Extracted data entries
======

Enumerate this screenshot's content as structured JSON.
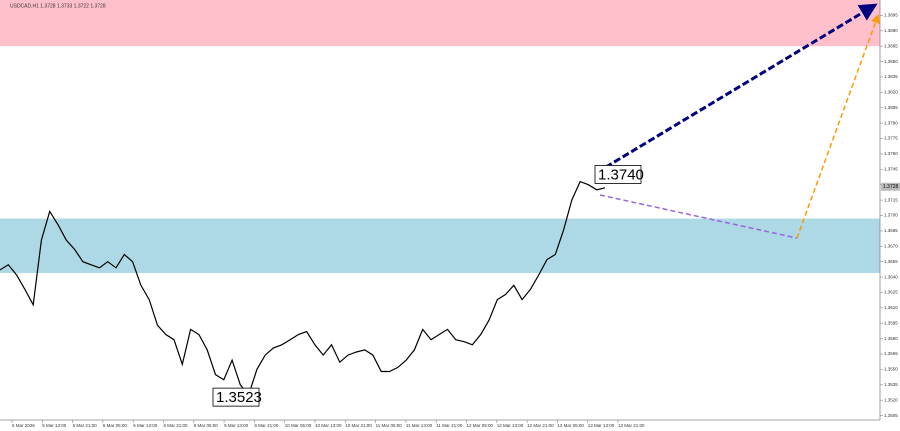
{
  "chart_data": {
    "type": "line",
    "title": "USDCAD,H1 1.3728 1.3733 1.3722 1.3728",
    "values": [
      1.3647,
      1.3652,
      1.3642,
      1.3628,
      1.3613,
      1.3676,
      1.3704,
      1.3691,
      1.3676,
      1.3667,
      1.3655,
      1.3652,
      1.3649,
      1.3655,
      1.3649,
      1.3662,
      1.3655,
      1.3632,
      1.3618,
      1.3593,
      1.3584,
      1.3579,
      1.3555,
      1.3589,
      1.3584,
      1.3569,
      1.3545,
      1.354,
      1.3559,
      1.3535,
      1.3525,
      1.355,
      1.3564,
      1.3571,
      1.3574,
      1.3579,
      1.3584,
      1.3587,
      1.3574,
      1.3564,
      1.3574,
      1.3557,
      1.3564,
      1.3567,
      1.3569,
      1.3564,
      1.3548,
      1.3548,
      1.3552,
      1.3559,
      1.3569,
      1.3589,
      1.3579,
      1.3584,
      1.3589,
      1.3579,
      1.3577,
      1.3574,
      1.3584,
      1.3598,
      1.3618,
      1.3623,
      1.3632,
      1.3618,
      1.3628,
      1.3642,
      1.3657,
      1.3662,
      1.3686,
      1.3715,
      1.3733,
      1.373,
      1.3725,
      1.3727
    ],
    "color": "#000000",
    "x_labels": [
      "5 Mar 2026",
      "5 Mar 13:00",
      "5 Mar 21:00",
      "6 Mar 05:00",
      "6 Mar 13:00",
      "6 Mar 21:00",
      "9 Mar 05:00",
      "9 Mar 13:00",
      "9 Mar 21:00",
      "10 Mar 05:00",
      "10 Mar 13:00",
      "10 Mar 21:00",
      "11 Mar 05:00",
      "11 Mar 13:00",
      "11 Mar 21:00",
      "12 Mar 05:00",
      "12 Mar 13:00",
      "12 Mar 21:00",
      "13 Mar 05:00",
      "13 Mar 13:00",
      "13 Mar 21:00"
    ],
    "ylim": [
      1.349,
      1.391
    ],
    "yticks": [
      1.3505,
      {
        "value": 1.352,
        "label": "1.3520"
      },
      1.3535,
      {
        "value": 1.355,
        "label": "1.3550"
      },
      1.3565,
      {
        "value": 1.358,
        "label": "1.3580"
      },
      1.3595,
      {
        "value": 1.361,
        "label": "1.3610"
      },
      1.3625,
      {
        "value": 1.364,
        "label": "1.3640"
      },
      1.3655,
      {
        "value": 1.367,
        "label": "1.3670"
      },
      1.3685,
      {
        "value": 1.37,
        "label": "1.3700"
      },
      1.3715,
      {
        "value": 1.373,
        "label": "1.3730"
      },
      1.3745,
      {
        "value": 1.376,
        "label": "1.3760"
      },
      1.3775,
      {
        "value": 1.379,
        "label": "1.3790"
      },
      1.3805,
      {
        "value": 1.382,
        "label": "1.3820"
      },
      1.3835,
      {
        "value": 1.385,
        "label": "1.3850"
      },
      1.3865,
      {
        "value": 1.388,
        "label": "1.3880"
      },
      1.3895
    ],
    "current_price": 1.3728,
    "zones": [
      {
        "from": 1.3865,
        "to": 1.391,
        "color": "#ffc0cb"
      },
      {
        "from": 1.3644,
        "to": 1.3697,
        "color": "#add8e6"
      }
    ],
    "annotations": [
      {
        "value": 1.374,
        "label": "1.3740"
      },
      {
        "value": 1.3523,
        "label": "1.3523"
      }
    ],
    "arrows": [
      {
        "from": 1.3742,
        "to": 1.3905,
        "color": "#000080"
      },
      {
        "from": 1.372,
        "to": 1.3678,
        "color": "#9966dd"
      },
      {
        "from": 1.3678,
        "to": 1.3895,
        "color": "#ff9900"
      }
    ]
  }
}
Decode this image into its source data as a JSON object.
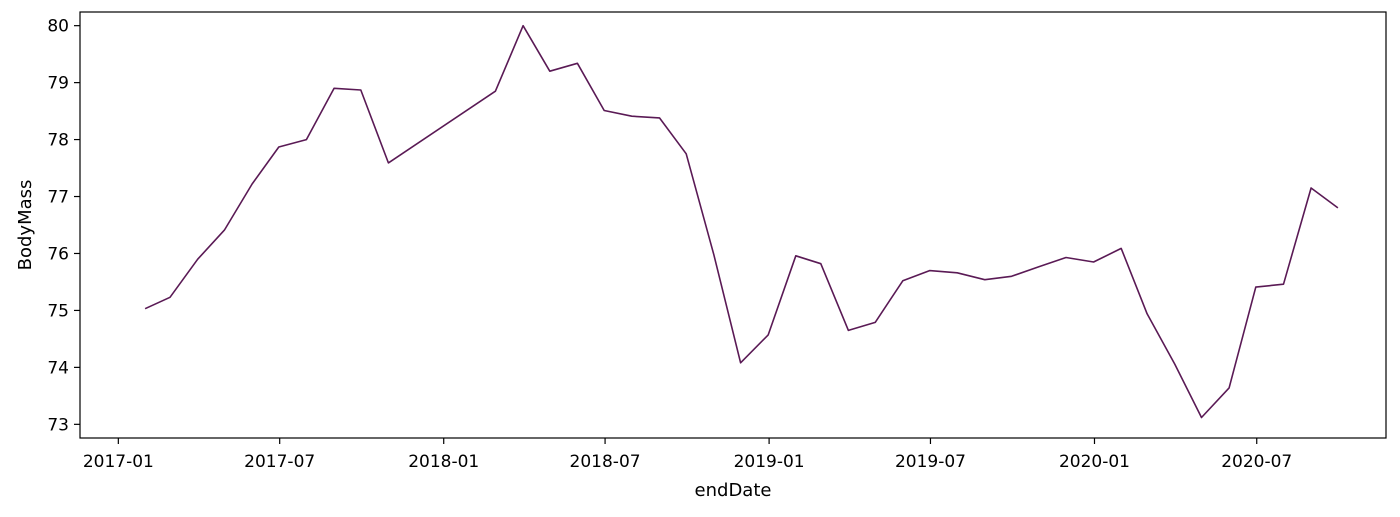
{
  "chart_data": {
    "type": "line",
    "xlabel": "endDate",
    "ylabel": "BodyMass",
    "x_ticks": [
      "2017-01",
      "2017-07",
      "2018-01",
      "2018-07",
      "2019-01",
      "2019-07",
      "2020-01",
      "2020-07"
    ],
    "y_ticks": [
      73,
      74,
      75,
      76,
      77,
      78,
      79,
      80
    ],
    "xlim": [
      "2016-11-19",
      "2020-11-23"
    ],
    "ylim": [
      72.76,
      80.24
    ],
    "grid": false,
    "line_color": "#5a1a55",
    "series": [
      {
        "x": [
          "2017-01-31",
          "2017-02-28",
          "2017-03-31",
          "2017-04-30",
          "2017-05-31",
          "2017-06-30",
          "2017-07-31",
          "2017-08-31",
          "2017-09-30",
          "2017-10-31",
          "2018-02-28",
          "2018-03-31",
          "2018-04-30",
          "2018-05-31",
          "2018-06-30",
          "2018-07-31",
          "2018-08-31",
          "2018-09-30",
          "2018-10-31",
          "2018-11-30",
          "2018-12-31",
          "2019-01-31",
          "2019-02-28",
          "2019-03-31",
          "2019-04-30",
          "2019-05-31",
          "2019-06-30",
          "2019-07-31",
          "2019-08-31",
          "2019-09-30",
          "2019-10-31",
          "2019-11-30",
          "2019-12-31",
          "2020-01-31",
          "2020-02-29",
          "2020-03-31",
          "2020-04-30",
          "2020-05-31",
          "2020-06-30",
          "2020-07-31",
          "2020-08-31",
          "2020-09-30"
        ],
        "values": [
          75.03,
          75.23,
          75.9,
          76.41,
          77.22,
          77.87,
          78.0,
          78.9,
          78.87,
          77.59,
          78.85,
          80.0,
          79.2,
          79.34,
          78.51,
          78.41,
          78.38,
          77.75,
          75.98,
          74.08,
          74.57,
          75.96,
          75.82,
          74.65,
          74.79,
          75.52,
          75.7,
          75.66,
          75.54,
          75.6,
          75.77,
          75.93,
          75.85,
          76.09,
          74.94,
          74.06,
          73.12,
          73.64,
          75.41,
          75.46,
          77.15,
          76.8
        ]
      }
    ]
  }
}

======

Exercise: Quote the records above in full, dropping each picture.

Result of this exercise:
Enumerate this screenshot's content as structured JSON.
{
  "chart_data": {
    "type": "line",
    "title": "USDCAD,H1 1.3728 1.3733 1.3722 1.3728",
    "values": [
      1.3647,
      1.3652,
      1.3642,
      1.3628,
      1.3613,
      1.3676,
      1.3704,
      1.3691,
      1.3676,
      1.3667,
      1.3655,
      1.3652,
      1.3649,
      1.3655,
      1.3649,
      1.3662,
      1.3655,
      1.3632,
      1.3618,
      1.3593,
      1.3584,
      1.3579,
      1.3555,
      1.3589,
      1.3584,
      1.3569,
      1.3545,
      1.354,
      1.3559,
      1.3535,
      1.3525,
      1.355,
      1.3564,
      1.3571,
      1.3574,
      1.3579,
      1.3584,
      1.3587,
      1.3574,
      1.3564,
      1.3574,
      1.3557,
      1.3564,
      1.3567,
      1.3569,
      1.3564,
      1.3548,
      1.3548,
      1.3552,
      1.3559,
      1.3569,
      1.3589,
      1.3579,
      1.3584,
      1.3589,
      1.3579,
      1.3577,
      1.3574,
      1.3584,
      1.3598,
      1.3618,
      1.3623,
      1.3632,
      1.3618,
      1.3628,
      1.3642,
      1.3657,
      1.3662,
      1.3686,
      1.3715,
      1.3733,
      1.373,
      1.3725,
      1.3727
    ],
    "color": "#000000",
    "x_labels": [
      "5 Mar 2026",
      "5 Mar 13:00",
      "5 Mar 21:00",
      "6 Mar 05:00",
      "6 Mar 13:00",
      "6 Mar 21:00",
      "9 Mar 05:00",
      "9 Mar 13:00",
      "9 Mar 21:00",
      "10 Mar 05:00",
      "10 Mar 13:00",
      "10 Mar 21:00",
      "11 Mar 05:00",
      "11 Mar 13:00",
      "11 Mar 21:00",
      "12 Mar 05:00",
      "12 Mar 13:00",
      "12 Mar 21:00",
      "13 Mar 05:00",
      "13 Mar 13:00",
      "13 Mar 21:00"
    ],
    "ylim": [
      1.349,
      1.391
    ],
    "yticks": [
      1.3505,
      {
        "value": 1.352,
        "label": "1.3520"
      },
      1.3535,
      {
        "value": 1.355,
        "label": "1.3550"
      },
      1.3565,
      {
        "value": 1.358,
        "label": "1.3580"
      },
      1.3595,
      {
        "value": 1.361,
        "label": "1.3610"
      },
      1.3625,
      {
        "value": 1.364,
        "label": "1.3640"
      },
      1.3655,
      {
        "value": 1.367,
        "label": "1.3670"
      },
      1.3685,
      {
        "value": 1.37,
        "label": "1.3700"
      },
      1.3715,
      {
        "value": 1.373,
        "label": "1.3730"
      },
      1.3745,
      {
        "value": 1.376,
        "label": "1.3760"
      },
      1.3775,
      {
        "value": 1.379,
        "label": "1.3790"
      },
      1.3805,
      {
        "value": 1.382,
        "label": "1.3820"
      },
      1.3835,
      {
        "value": 1.385,
        "label": "1.3850"
      },
      1.3865,
      {
        "value": 1.388,
        "label": "1.3880"
      },
      1.3895
    ],
    "current_price": 1.3728,
    "zones": [
      {
        "from": 1.3865,
        "to": 1.391,
        "color": "#ffc0cb"
      },
      {
        "from": 1.3644,
        "to": 1.3697,
        "color": "#add8e6"
      }
    ],
    "annotations": [
      {
        "value": 1.374,
        "label": "1.3740"
      },
      {
        "value": 1.3523,
        "label": "1.3523"
      }
    ],
    "arrows": [
      {
        "from": 1.3742,
        "to": 1.3905,
        "color": "#000080"
      },
      {
        "from": 1.372,
        "to": 1.3678,
        "color": "#9966dd"
      },
      {
        "from": 1.3678,
        "to": 1.3895,
        "color": "#ff9900"
      }
    ]
  }
}
Decode this image into its source data as a JSON object.
{
  "chart_data": {
    "type": "line",
    "xlabel": "endDate",
    "ylabel": "BodyMass",
    "x_ticks": [
      "2017-01",
      "2017-07",
      "2018-01",
      "2018-07",
      "2019-01",
      "2019-07",
      "2020-01",
      "2020-07"
    ],
    "y_ticks": [
      73,
      74,
      75,
      76,
      77,
      78,
      79,
      80
    ],
    "xlim": [
      "2016-11-19",
      "2020-11-23"
    ],
    "ylim": [
      72.76,
      80.24
    ],
    "grid": false,
    "line_color": "#5a1a55",
    "series": [
      {
        "x": [
          "2017-01-31",
          "2017-02-28",
          "2017-03-31",
          "2017-04-30",
          "2017-05-31",
          "2017-06-30",
          "2017-07-31",
          "2017-08-31",
          "2017-09-30",
          "2017-10-31",
          "2018-02-28",
          "2018-03-31",
          "2018-04-30",
          "2018-05-31",
          "2018-06-30",
          "2018-07-31",
          "2018-08-31",
          "2018-09-30",
          "2018-10-31",
          "2018-11-30",
          "2018-12-31",
          "2019-01-31",
          "2019-02-28",
          "2019-03-31",
          "2019-04-30",
          "2019-05-31",
          "2019-06-30",
          "2019-07-31",
          "2019-08-31",
          "2019-09-30",
          "2019-10-31",
          "2019-11-30",
          "2019-12-31",
          "2020-01-31",
          "2020-02-29",
          "2020-03-31",
          "2020-04-30",
          "2020-05-31",
          "2020-06-30",
          "2020-07-31",
          "2020-08-31",
          "2020-09-30"
        ],
        "values": [
          75.03,
          75.23,
          75.9,
          76.41,
          77.22,
          77.87,
          78.0,
          78.9,
          78.87,
          77.59,
          78.85,
          80.0,
          79.2,
          79.34,
          78.51,
          78.41,
          78.38,
          77.75,
          75.98,
          74.08,
          74.57,
          75.96,
          75.82,
          74.65,
          74.79,
          75.52,
          75.7,
          75.66,
          75.54,
          75.6,
          75.77,
          75.93,
          75.85,
          76.09,
          74.94,
          74.06,
          73.12,
          73.64,
          75.41,
          75.46,
          77.15,
          76.8
        ]
      }
    ]
  }
}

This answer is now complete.